◆ Problem requirements ◆
Look through the lines below and extract any with the word "title".

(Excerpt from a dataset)
..........

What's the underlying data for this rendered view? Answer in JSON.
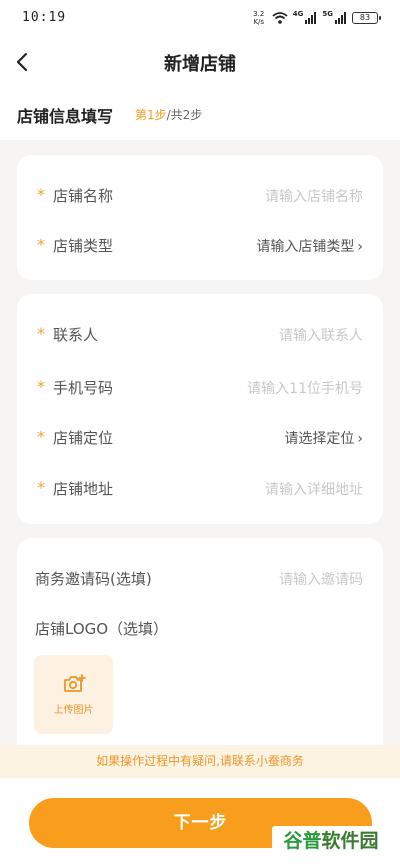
{
  "status_bar": {
    "time": "10:19",
    "net_speed_top": "3.2",
    "net_speed_bottom": "K/s",
    "signal1": "4G",
    "signal2": "5G",
    "battery": "83"
  },
  "nav": {
    "title": "新增店铺"
  },
  "step": {
    "title": "店铺信息填写",
    "current": "第1步",
    "total": "/共2步"
  },
  "card1": {
    "store_name": {
      "label": "店铺名称",
      "placeholder": "请输入店铺名称"
    },
    "store_type": {
      "label": "店铺类型",
      "value": "请输入店铺类型"
    }
  },
  "card2": {
    "contact": {
      "label": "联系人",
      "placeholder": "请输入联系人"
    },
    "phone": {
      "label": "手机号码",
      "placeholder": "请输入11位手机号"
    },
    "location": {
      "label": "店铺定位",
      "value": "请选择定位"
    },
    "address": {
      "label": "店铺地址",
      "placeholder": "请输入详细地址"
    }
  },
  "card3": {
    "invite": {
      "label": "商务邀请码(选填)",
      "placeholder": "请输入邀请码"
    },
    "logo": {
      "label": "店铺LOGO（选填）",
      "upload_label": "上传图片"
    }
  },
  "required_mark": "*",
  "notice": "如果操作过程中有疑问,请联系小蚕商务",
  "next_button": "下一步",
  "watermark": {
    "part1": "谷普",
    "part2": "软件园"
  },
  "colors": {
    "accent": "#f99d1c",
    "required": "#f2a33a",
    "background": "#f6f5f3"
  }
}
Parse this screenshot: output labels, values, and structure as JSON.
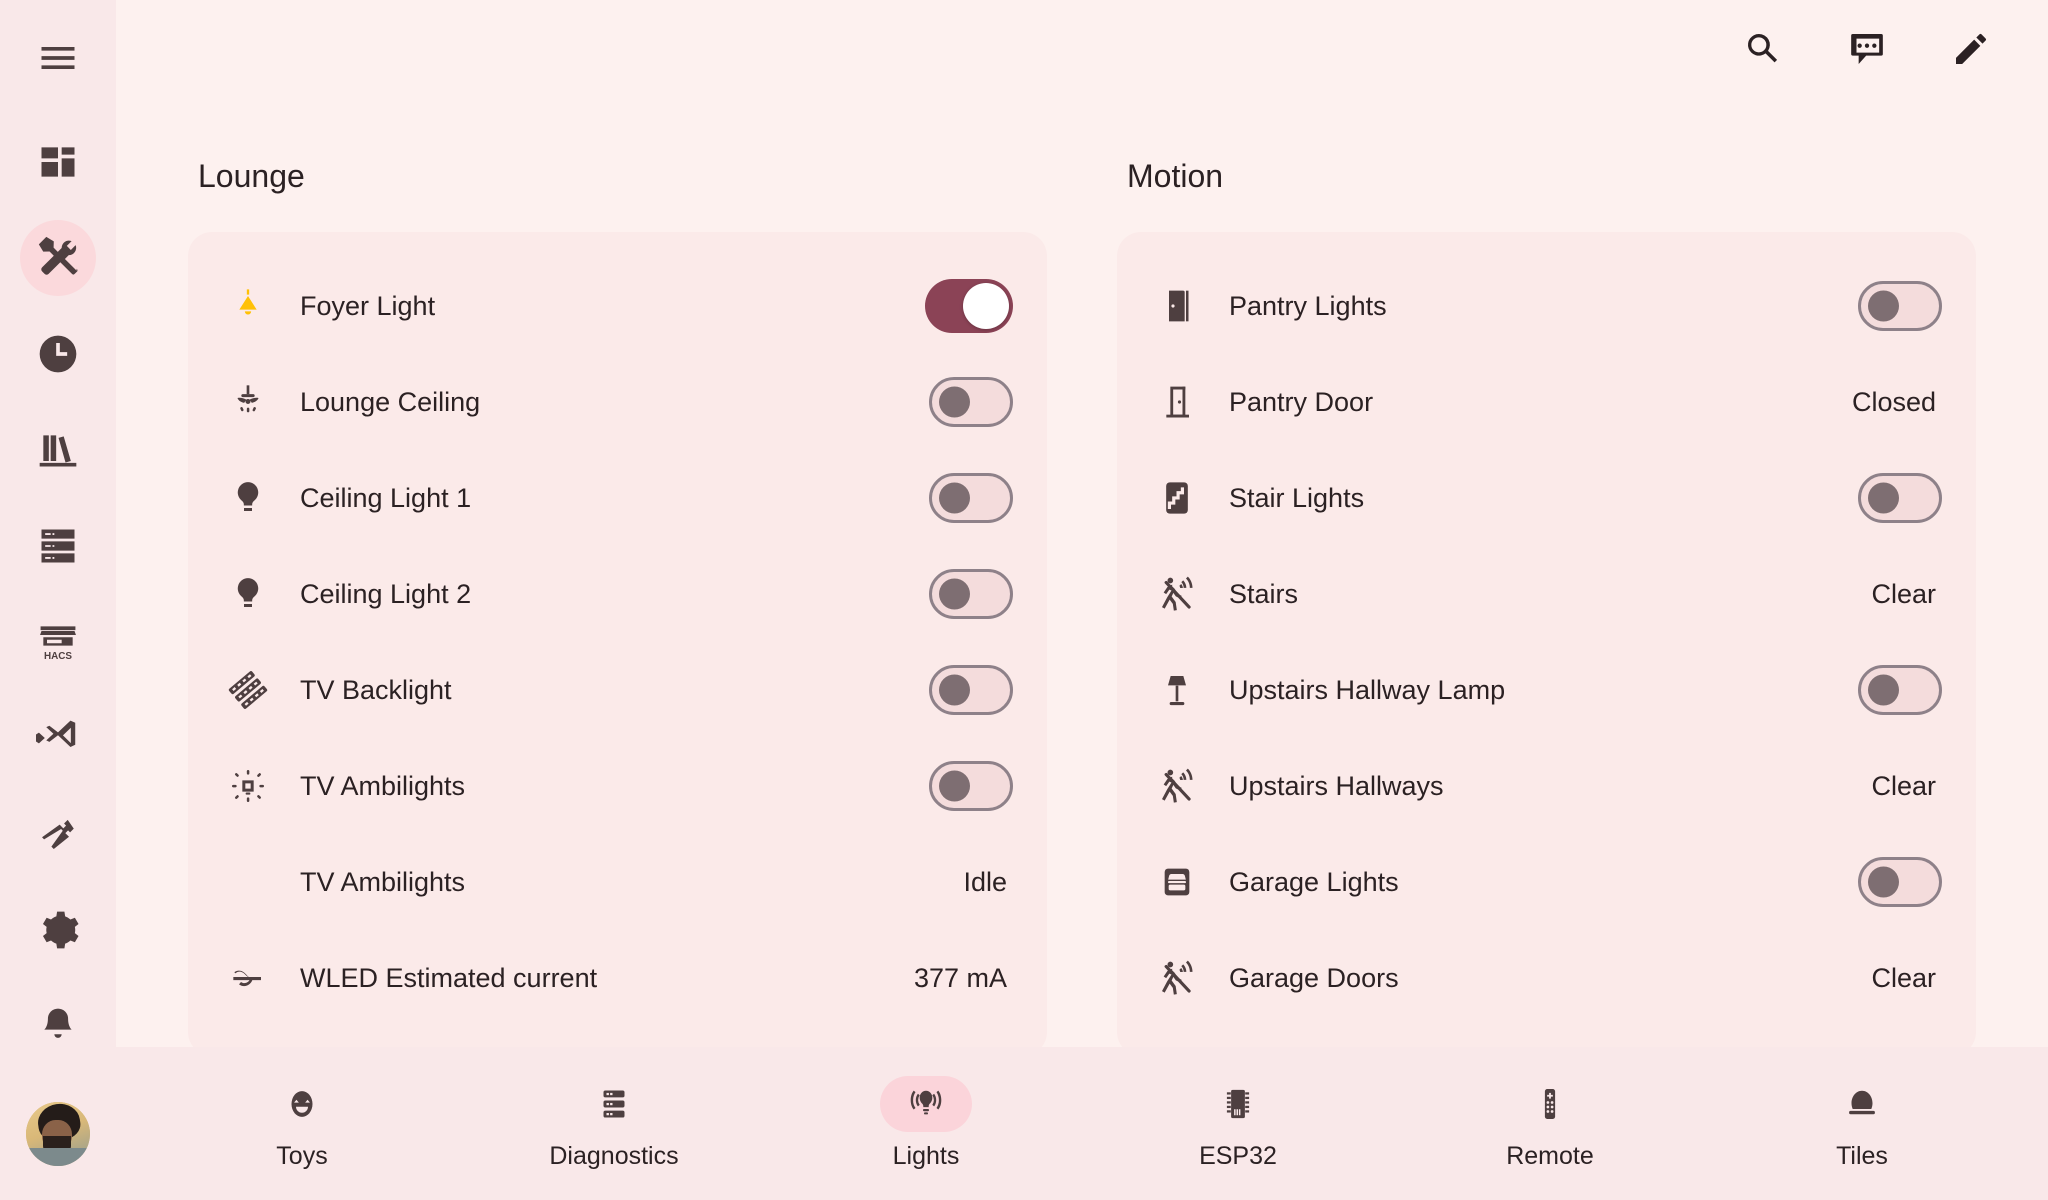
{
  "sidebar": {
    "items": [
      {
        "name": "menu",
        "icon": "hamburger-icon",
        "active": false
      },
      {
        "name": "overview",
        "icon": "dashboard-icon",
        "active": false
      },
      {
        "name": "developer-tools",
        "icon": "tools-icon",
        "active": true
      },
      {
        "name": "history",
        "icon": "clock-icon",
        "active": false
      },
      {
        "name": "media",
        "icon": "bookshelf-icon",
        "active": false
      },
      {
        "name": "logbook",
        "icon": "server-icon",
        "active": false
      },
      {
        "name": "hacs",
        "icon": "hacs-storefront-icon",
        "active": false
      },
      {
        "name": "vscode",
        "icon": "vscode-icon",
        "active": false
      },
      {
        "name": "terminal",
        "icon": "hammer-icon",
        "active": false
      },
      {
        "name": "settings",
        "icon": "gear-icon",
        "active": false
      },
      {
        "name": "notifications",
        "icon": "bell-icon",
        "active": false
      }
    ],
    "avatar_label": "User profile"
  },
  "toolbar": {
    "buttons": [
      {
        "name": "search",
        "icon": "search-icon"
      },
      {
        "name": "assist",
        "icon": "chat-bubble-icon"
      },
      {
        "name": "edit-dashboard",
        "icon": "pencil-icon"
      }
    ]
  },
  "columns": [
    {
      "title": "Lounge",
      "rows": [
        {
          "icon": "ceiling-pendant-lamp-icon",
          "icon_color": "amber",
          "name": "Foyer Light",
          "control": "toggle",
          "state": "on"
        },
        {
          "icon": "ceiling-fan-light-icon",
          "icon_color": "dark",
          "name": "Lounge Ceiling",
          "control": "toggle",
          "state": "off"
        },
        {
          "icon": "lightbulb-icon",
          "icon_color": "dark",
          "name": "Ceiling Light 1",
          "control": "toggle",
          "state": "off"
        },
        {
          "icon": "lightbulb-icon",
          "icon_color": "dark",
          "name": "Ceiling Light 2",
          "control": "toggle",
          "state": "off"
        },
        {
          "icon": "led-strip-icon",
          "icon_color": "dark",
          "name": "TV Backlight",
          "control": "toggle",
          "state": "off"
        },
        {
          "icon": "led-glow-icon",
          "icon_color": "dark",
          "name": "TV Ambilights",
          "control": "toggle",
          "state": "off"
        },
        {
          "icon": "none",
          "icon_color": "dark",
          "name": "TV Ambilights",
          "control": "text",
          "state": "Idle"
        },
        {
          "icon": "current-ac-icon",
          "icon_color": "dark",
          "name": "WLED Estimated current",
          "control": "text",
          "state": "377 mA"
        }
      ]
    },
    {
      "title": "Motion",
      "rows": [
        {
          "icon": "door-open-icon",
          "icon_color": "dark",
          "name": "Pantry Lights",
          "control": "toggle",
          "state": "off"
        },
        {
          "icon": "door-closed-icon",
          "icon_color": "dark",
          "name": "Pantry Door",
          "control": "text",
          "state": "Closed"
        },
        {
          "icon": "stairs-icon",
          "icon_color": "dark",
          "name": "Stair Lights",
          "control": "toggle",
          "state": "off"
        },
        {
          "icon": "motion-sensor-off-icon",
          "icon_color": "dark",
          "name": "Stairs",
          "control": "text",
          "state": "Clear"
        },
        {
          "icon": "floor-lamp-icon",
          "icon_color": "dark",
          "name": "Upstairs Hallway Lamp",
          "control": "toggle",
          "state": "off"
        },
        {
          "icon": "motion-sensor-off-icon",
          "icon_color": "dark",
          "name": "Upstairs Hallways",
          "control": "text",
          "state": "Clear"
        },
        {
          "icon": "garage-icon",
          "icon_color": "dark",
          "name": "Garage Lights",
          "control": "toggle",
          "state": "off"
        },
        {
          "icon": "motion-sensor-off-icon",
          "icon_color": "dark",
          "name": "Garage Doors",
          "control": "text",
          "state": "Clear"
        }
      ]
    }
  ],
  "bottom_nav": {
    "items": [
      {
        "label": "Toys",
        "icon": "emoticon-icon",
        "active": false
      },
      {
        "label": "Diagnostics",
        "icon": "server-rack-icon",
        "active": false
      },
      {
        "label": "Lights",
        "icon": "lamps-icon",
        "active": true
      },
      {
        "label": "ESP32",
        "icon": "chip-icon",
        "active": false
      },
      {
        "label": "Remote",
        "icon": "remote-control-icon",
        "active": false
      },
      {
        "label": "Tiles",
        "icon": "dome-icon",
        "active": false
      }
    ]
  },
  "colors": {
    "page_background": "#FDF1EF",
    "sidebar_background": "#F9E8E9",
    "card_background": "#FBEAE9",
    "accent_on": "#8B4356",
    "active_pill": "#FBD4DA",
    "text": "#2B2123",
    "icon": "#4E3F40",
    "amber": "#FFC107"
  }
}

..........

◆ Finished exercise ◆
    "title": "新增店铺"
    "title": "店铺信息填写",
      "title": "Lounge",
      "title": "Motion",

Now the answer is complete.